• [Your goal]: Reproduce the records below exactly as they appear, omitting any pictures they contain.

• [Input material]:
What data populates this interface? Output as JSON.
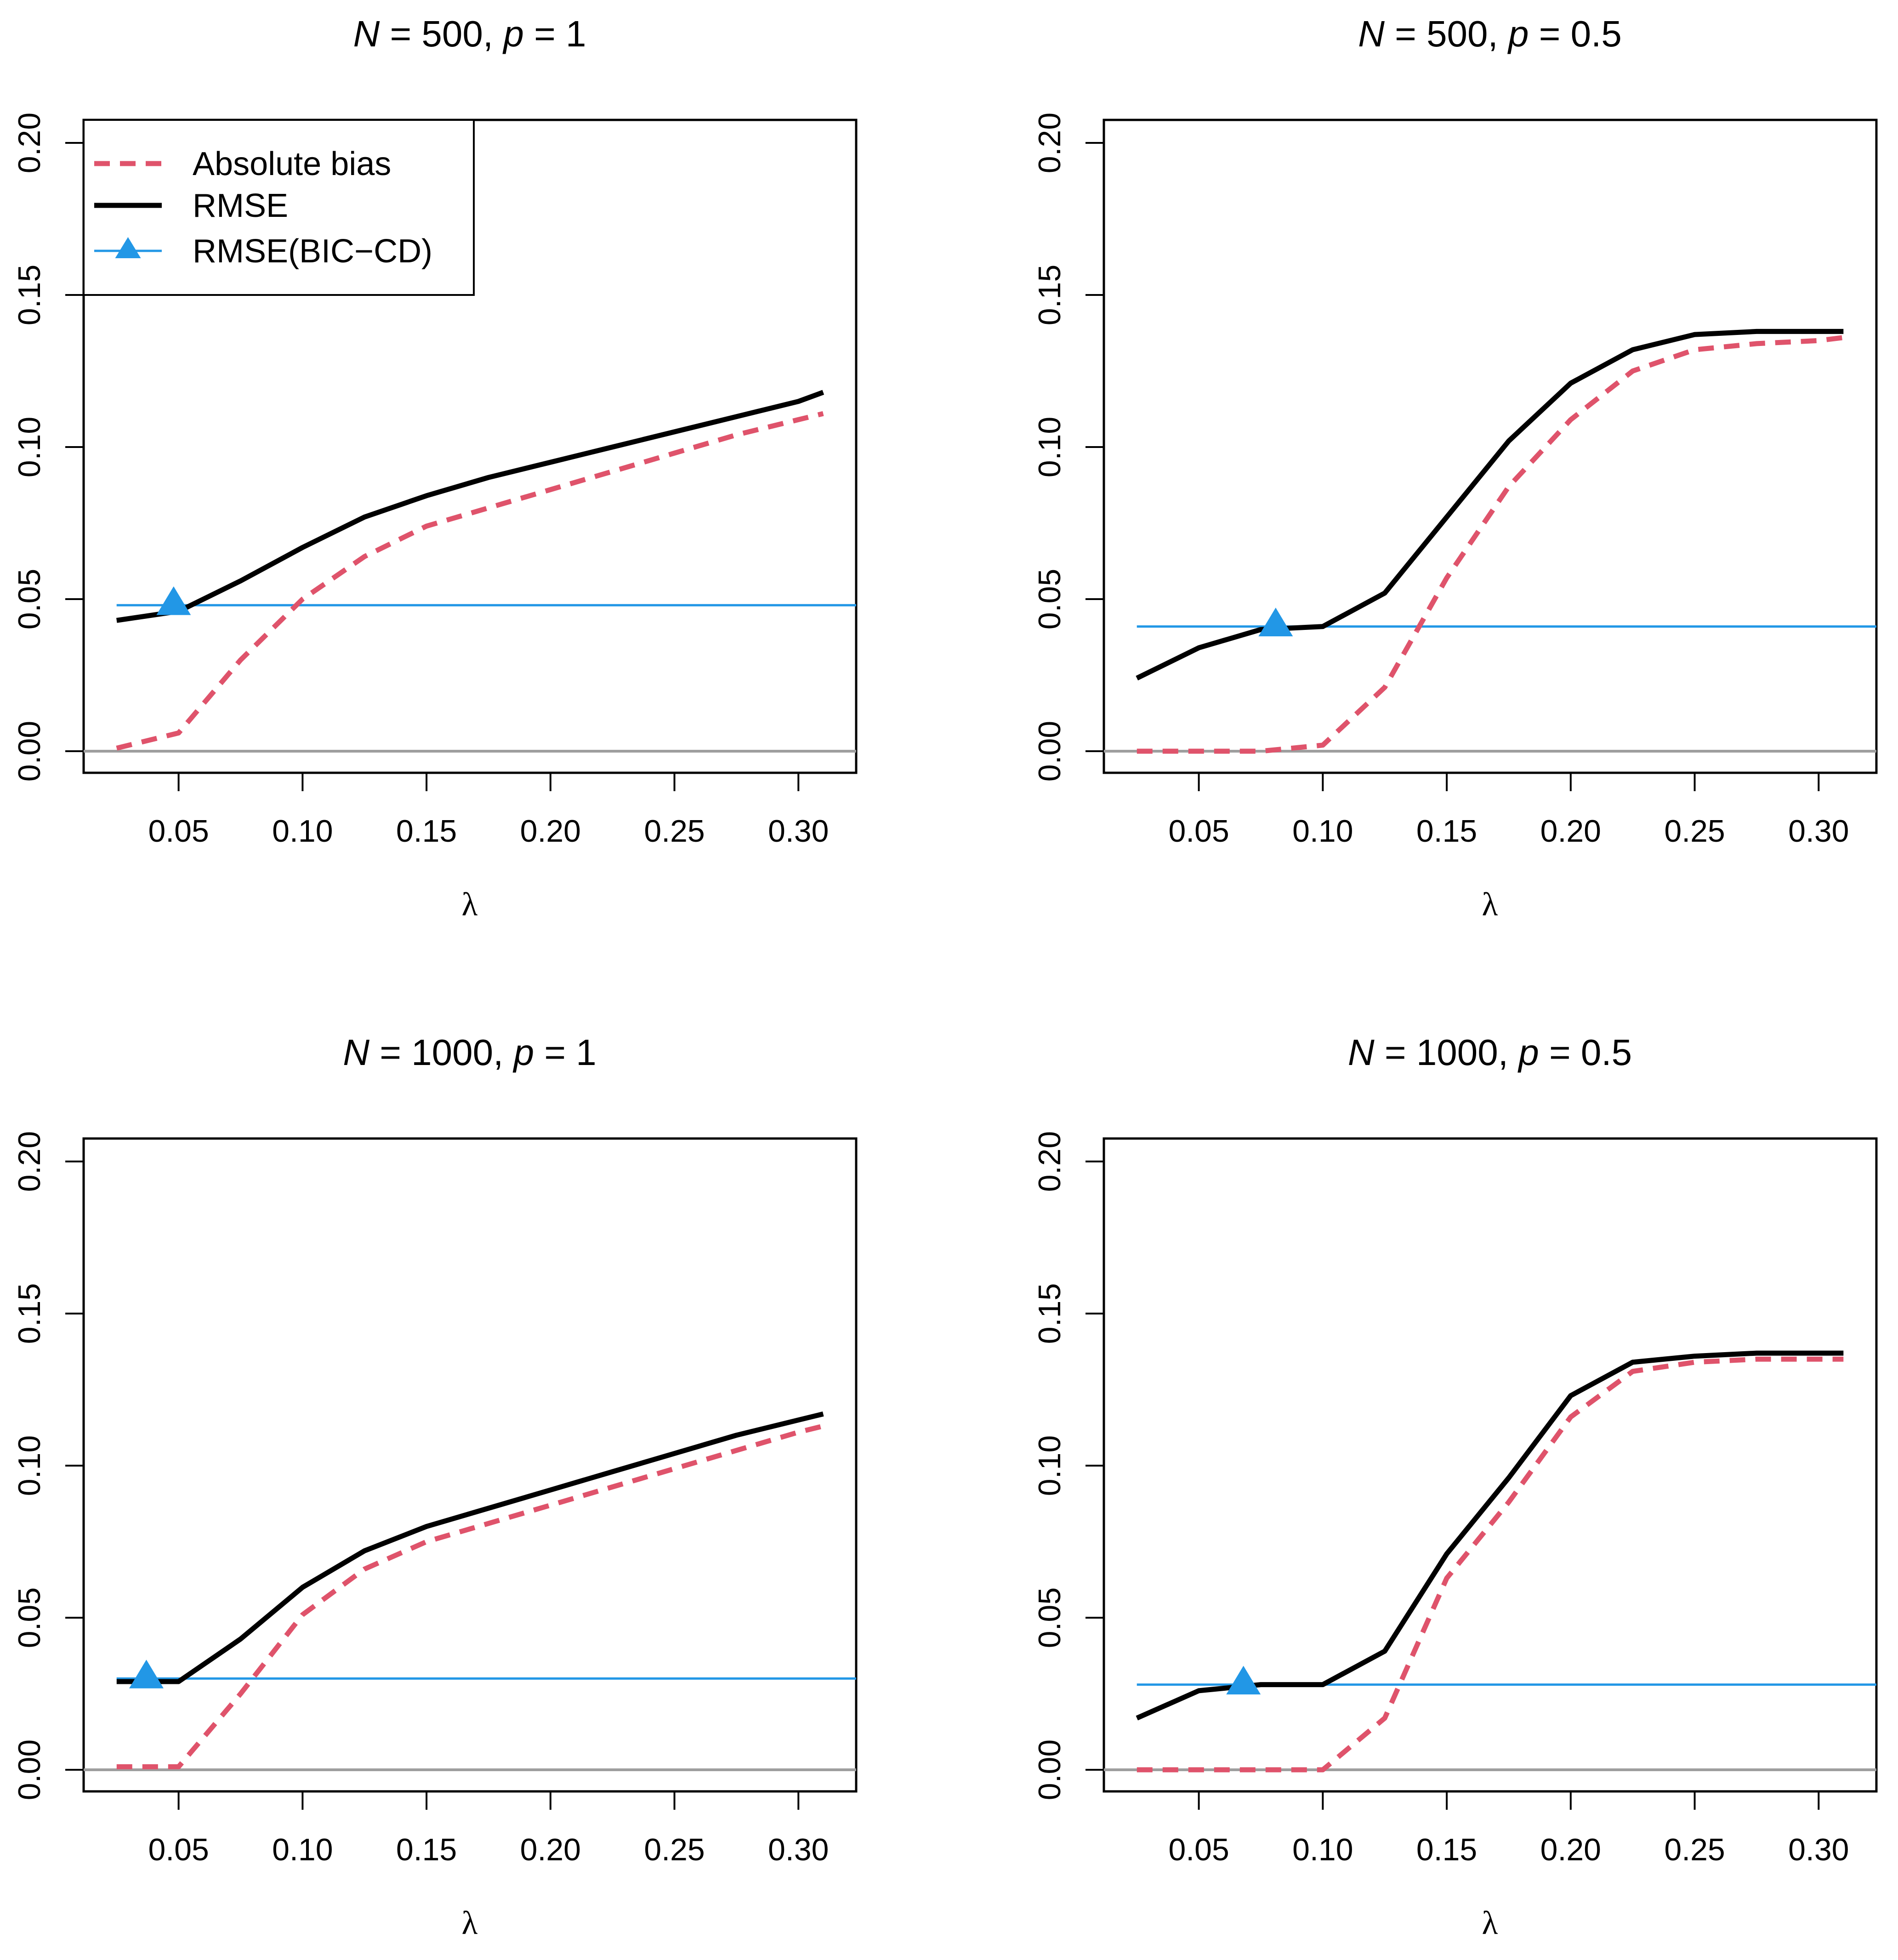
{
  "colors": {
    "absolute_bias": "#DF536B",
    "rmse": "#000000",
    "rmse_bic_cd": "#2297E6",
    "zero_line": "#9E9E9E",
    "axes": "#000000"
  },
  "legend": {
    "items": [
      {
        "label": "Absolute bias",
        "series": "absolute_bias",
        "style": "dashed"
      },
      {
        "label": "RMSE",
        "series": "rmse",
        "style": "solid"
      },
      {
        "label": "RMSE(BIC−CD)",
        "series": "rmse_bic_cd",
        "style": "triangle-line"
      }
    ]
  },
  "chart_data": [
    {
      "type": "line",
      "title_parts": {
        "n_var": "N",
        "n_val": "500",
        "p_var": "p",
        "p_val": "1"
      },
      "xlabel": "λ",
      "ylabel": "",
      "xlim": [
        0.025,
        0.31
      ],
      "ylim": [
        0,
        0.2
      ],
      "xticks": [
        0.05,
        0.1,
        0.15,
        0.2,
        0.25,
        0.3
      ],
      "xtick_labels": [
        "0.05",
        "0.10",
        "0.15",
        "0.20",
        "0.25",
        "0.30"
      ],
      "yticks": [
        0,
        0.05,
        0.1,
        0.15,
        0.2
      ],
      "ytick_labels": [
        "0.00",
        "0.05",
        "0.10",
        "0.15",
        "0.20"
      ],
      "x": [
        0.025,
        0.05,
        0.075,
        0.1,
        0.125,
        0.15,
        0.175,
        0.2,
        0.225,
        0.25,
        0.275,
        0.3,
        0.31
      ],
      "series": [
        {
          "name": "Absolute bias",
          "values": [
            0.001,
            0.006,
            0.03,
            0.05,
            0.064,
            0.074,
            0.08,
            0.086,
            0.092,
            0.098,
            0.104,
            0.109,
            0.111
          ]
        },
        {
          "name": "RMSE",
          "values": [
            0.043,
            0.046,
            0.056,
            0.067,
            0.077,
            0.084,
            0.09,
            0.095,
            0.1,
            0.105,
            0.11,
            0.115,
            0.118
          ]
        }
      ],
      "bic_cd": {
        "lambda": 0.048,
        "rmse": 0.048
      },
      "legend": true
    },
    {
      "type": "line",
      "title_parts": {
        "n_var": "N",
        "n_val": "500",
        "p_var": "p",
        "p_val": "0.5"
      },
      "xlabel": "λ",
      "ylabel": "",
      "xlim": [
        0.025,
        0.31
      ],
      "ylim": [
        0,
        0.2
      ],
      "xticks": [
        0.05,
        0.1,
        0.15,
        0.2,
        0.25,
        0.3
      ],
      "xtick_labels": [
        "0.05",
        "0.10",
        "0.15",
        "0.20",
        "0.25",
        "0.30"
      ],
      "yticks": [
        0,
        0.05,
        0.1,
        0.15,
        0.2
      ],
      "ytick_labels": [
        "0.00",
        "0.05",
        "0.10",
        "0.15",
        "0.20"
      ],
      "x": [
        0.025,
        0.05,
        0.075,
        0.1,
        0.125,
        0.15,
        0.175,
        0.2,
        0.225,
        0.25,
        0.275,
        0.3,
        0.31
      ],
      "series": [
        {
          "name": "Absolute bias",
          "values": [
            0.0,
            0.0,
            0.0,
            0.002,
            0.021,
            0.057,
            0.087,
            0.109,
            0.125,
            0.132,
            0.134,
            0.135,
            0.136
          ]
        },
        {
          "name": "RMSE",
          "values": [
            0.024,
            0.034,
            0.04,
            0.041,
            0.052,
            0.077,
            0.102,
            0.121,
            0.132,
            0.137,
            0.138,
            0.138,
            0.138
          ]
        }
      ],
      "bic_cd": {
        "lambda": 0.081,
        "rmse": 0.041
      },
      "legend": false
    },
    {
      "type": "line",
      "title_parts": {
        "n_var": "N",
        "n_val": "1000",
        "p_var": "p",
        "p_val": "1"
      },
      "xlabel": "λ",
      "ylabel": "",
      "xlim": [
        0.025,
        0.31
      ],
      "ylim": [
        0,
        0.2
      ],
      "xticks": [
        0.05,
        0.1,
        0.15,
        0.2,
        0.25,
        0.3
      ],
      "xtick_labels": [
        "0.05",
        "0.10",
        "0.15",
        "0.20",
        "0.25",
        "0.30"
      ],
      "yticks": [
        0,
        0.05,
        0.1,
        0.15,
        0.2
      ],
      "ytick_labels": [
        "0.00",
        "0.05",
        "0.10",
        "0.15",
        "0.20"
      ],
      "x": [
        0.025,
        0.05,
        0.075,
        0.1,
        0.125,
        0.15,
        0.175,
        0.2,
        0.225,
        0.25,
        0.275,
        0.3,
        0.31
      ],
      "series": [
        {
          "name": "Absolute bias",
          "values": [
            0.001,
            0.001,
            0.025,
            0.051,
            0.066,
            0.075,
            0.081,
            0.087,
            0.093,
            0.099,
            0.105,
            0.111,
            0.113
          ]
        },
        {
          "name": "RMSE",
          "values": [
            0.029,
            0.029,
            0.043,
            0.06,
            0.072,
            0.08,
            0.086,
            0.092,
            0.098,
            0.104,
            0.11,
            0.115,
            0.117
          ]
        }
      ],
      "bic_cd": {
        "lambda": 0.037,
        "rmse": 0.03
      },
      "legend": false
    },
    {
      "type": "line",
      "title_parts": {
        "n_var": "N",
        "n_val": "1000",
        "p_var": "p",
        "p_val": "0.5"
      },
      "xlabel": "λ",
      "ylabel": "",
      "xlim": [
        0.025,
        0.31
      ],
      "ylim": [
        0,
        0.2
      ],
      "xticks": [
        0.05,
        0.1,
        0.15,
        0.2,
        0.25,
        0.3
      ],
      "xtick_labels": [
        "0.05",
        "0.10",
        "0.15",
        "0.20",
        "0.25",
        "0.30"
      ],
      "yticks": [
        0,
        0.05,
        0.1,
        0.15,
        0.2
      ],
      "ytick_labels": [
        "0.00",
        "0.05",
        "0.10",
        "0.15",
        "0.20"
      ],
      "x": [
        0.025,
        0.05,
        0.075,
        0.1,
        0.125,
        0.15,
        0.175,
        0.2,
        0.225,
        0.25,
        0.275,
        0.3,
        0.31
      ],
      "series": [
        {
          "name": "Absolute bias",
          "values": [
            0.0,
            0.0,
            0.0,
            0.0,
            0.017,
            0.063,
            0.088,
            0.116,
            0.131,
            0.134,
            0.135,
            0.135,
            0.135
          ]
        },
        {
          "name": "RMSE",
          "values": [
            0.017,
            0.026,
            0.028,
            0.028,
            0.039,
            0.071,
            0.096,
            0.123,
            0.134,
            0.136,
            0.137,
            0.137,
            0.137
          ]
        }
      ],
      "bic_cd": {
        "lambda": 0.068,
        "rmse": 0.028
      },
      "legend": false
    }
  ]
}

• [Solution for this task]:
What data populates this interface? Output as JSON.
{
  "colors": {
    "absolute_bias": "#DF536B",
    "rmse": "#000000",
    "rmse_bic_cd": "#2297E6",
    "zero_line": "#9E9E9E",
    "axes": "#000000"
  },
  "legend": {
    "items": [
      {
        "label": "Absolute bias",
        "series": "absolute_bias",
        "style": "dashed"
      },
      {
        "label": "RMSE",
        "series": "rmse",
        "style": "solid"
      },
      {
        "label": "RMSE(BIC−CD)",
        "series": "rmse_bic_cd",
        "style": "triangle-line"
      }
    ]
  },
  "chart_data": [
    {
      "type": "line",
      "title_parts": {
        "n_var": "N",
        "n_val": "500",
        "p_var": "p",
        "p_val": "1"
      },
      "xlabel": "λ",
      "ylabel": "",
      "xlim": [
        0.025,
        0.31
      ],
      "ylim": [
        0,
        0.2
      ],
      "xticks": [
        0.05,
        0.1,
        0.15,
        0.2,
        0.25,
        0.3
      ],
      "xtick_labels": [
        "0.05",
        "0.10",
        "0.15",
        "0.20",
        "0.25",
        "0.30"
      ],
      "yticks": [
        0,
        0.05,
        0.1,
        0.15,
        0.2
      ],
      "ytick_labels": [
        "0.00",
        "0.05",
        "0.10",
        "0.15",
        "0.20"
      ],
      "x": [
        0.025,
        0.05,
        0.075,
        0.1,
        0.125,
        0.15,
        0.175,
        0.2,
        0.225,
        0.25,
        0.275,
        0.3,
        0.31
      ],
      "series": [
        {
          "name": "Absolute bias",
          "values": [
            0.001,
            0.006,
            0.03,
            0.05,
            0.064,
            0.074,
            0.08,
            0.086,
            0.092,
            0.098,
            0.104,
            0.109,
            0.111
          ]
        },
        {
          "name": "RMSE",
          "values": [
            0.043,
            0.046,
            0.056,
            0.067,
            0.077,
            0.084,
            0.09,
            0.095,
            0.1,
            0.105,
            0.11,
            0.115,
            0.118
          ]
        }
      ],
      "bic_cd": {
        "lambda": 0.048,
        "rmse": 0.048
      },
      "legend": true
    },
    {
      "type": "line",
      "title_parts": {
        "n_var": "N",
        "n_val": "500",
        "p_var": "p",
        "p_val": "0.5"
      },
      "xlabel": "λ",
      "ylabel": "",
      "xlim": [
        0.025,
        0.31
      ],
      "ylim": [
        0,
        0.2
      ],
      "xticks": [
        0.05,
        0.1,
        0.15,
        0.2,
        0.25,
        0.3
      ],
      "xtick_labels": [
        "0.05",
        "0.10",
        "0.15",
        "0.20",
        "0.25",
        "0.30"
      ],
      "yticks": [
        0,
        0.05,
        0.1,
        0.15,
        0.2
      ],
      "ytick_labels": [
        "0.00",
        "0.05",
        "0.10",
        "0.15",
        "0.20"
      ],
      "x": [
        0.025,
        0.05,
        0.075,
        0.1,
        0.125,
        0.15,
        0.175,
        0.2,
        0.225,
        0.25,
        0.275,
        0.3,
        0.31
      ],
      "series": [
        {
          "name": "Absolute bias",
          "values": [
            0.0,
            0.0,
            0.0,
            0.002,
            0.021,
            0.057,
            0.087,
            0.109,
            0.125,
            0.132,
            0.134,
            0.135,
            0.136
          ]
        },
        {
          "name": "RMSE",
          "values": [
            0.024,
            0.034,
            0.04,
            0.041,
            0.052,
            0.077,
            0.102,
            0.121,
            0.132,
            0.137,
            0.138,
            0.138,
            0.138
          ]
        }
      ],
      "bic_cd": {
        "lambda": 0.081,
        "rmse": 0.041
      },
      "legend": false
    },
    {
      "type": "line",
      "title_parts": {
        "n_var": "N",
        "n_val": "1000",
        "p_var": "p",
        "p_val": "1"
      },
      "xlabel": "λ",
      "ylabel": "",
      "xlim": [
        0.025,
        0.31
      ],
      "ylim": [
        0,
        0.2
      ],
      "xticks": [
        0.05,
        0.1,
        0.15,
        0.2,
        0.25,
        0.3
      ],
      "xtick_labels": [
        "0.05",
        "0.10",
        "0.15",
        "0.20",
        "0.25",
        "0.30"
      ],
      "yticks": [
        0,
        0.05,
        0.1,
        0.15,
        0.2
      ],
      "ytick_labels": [
        "0.00",
        "0.05",
        "0.10",
        "0.15",
        "0.20"
      ],
      "x": [
        0.025,
        0.05,
        0.075,
        0.1,
        0.125,
        0.15,
        0.175,
        0.2,
        0.225,
        0.25,
        0.275,
        0.3,
        0.31
      ],
      "series": [
        {
          "name": "Absolute bias",
          "values": [
            0.001,
            0.001,
            0.025,
            0.051,
            0.066,
            0.075,
            0.081,
            0.087,
            0.093,
            0.099,
            0.105,
            0.111,
            0.113
          ]
        },
        {
          "name": "RMSE",
          "values": [
            0.029,
            0.029,
            0.043,
            0.06,
            0.072,
            0.08,
            0.086,
            0.092,
            0.098,
            0.104,
            0.11,
            0.115,
            0.117
          ]
        }
      ],
      "bic_cd": {
        "lambda": 0.037,
        "rmse": 0.03
      },
      "legend": false
    },
    {
      "type": "line",
      "title_parts": {
        "n_var": "N",
        "n_val": "1000",
        "p_var": "p",
        "p_val": "0.5"
      },
      "xlabel": "λ",
      "ylabel": "",
      "xlim": [
        0.025,
        0.31
      ],
      "ylim": [
        0,
        0.2
      ],
      "xticks": [
        0.05,
        0.1,
        0.15,
        0.2,
        0.25,
        0.3
      ],
      "xtick_labels": [
        "0.05",
        "0.10",
        "0.15",
        "0.20",
        "0.25",
        "0.30"
      ],
      "yticks": [
        0,
        0.05,
        0.1,
        0.15,
        0.2
      ],
      "ytick_labels": [
        "0.00",
        "0.05",
        "0.10",
        "0.15",
        "0.20"
      ],
      "x": [
        0.025,
        0.05,
        0.075,
        0.1,
        0.125,
        0.15,
        0.175,
        0.2,
        0.225,
        0.25,
        0.275,
        0.3,
        0.31
      ],
      "series": [
        {
          "name": "Absolute bias",
          "values": [
            0.0,
            0.0,
            0.0,
            0.0,
            0.017,
            0.063,
            0.088,
            0.116,
            0.131,
            0.134,
            0.135,
            0.135,
            0.135
          ]
        },
        {
          "name": "RMSE",
          "values": [
            0.017,
            0.026,
            0.028,
            0.028,
            0.039,
            0.071,
            0.096,
            0.123,
            0.134,
            0.136,
            0.137,
            0.137,
            0.137
          ]
        }
      ],
      "bic_cd": {
        "lambda": 0.068,
        "rmse": 0.028
      },
      "legend": false
    }
  ]
}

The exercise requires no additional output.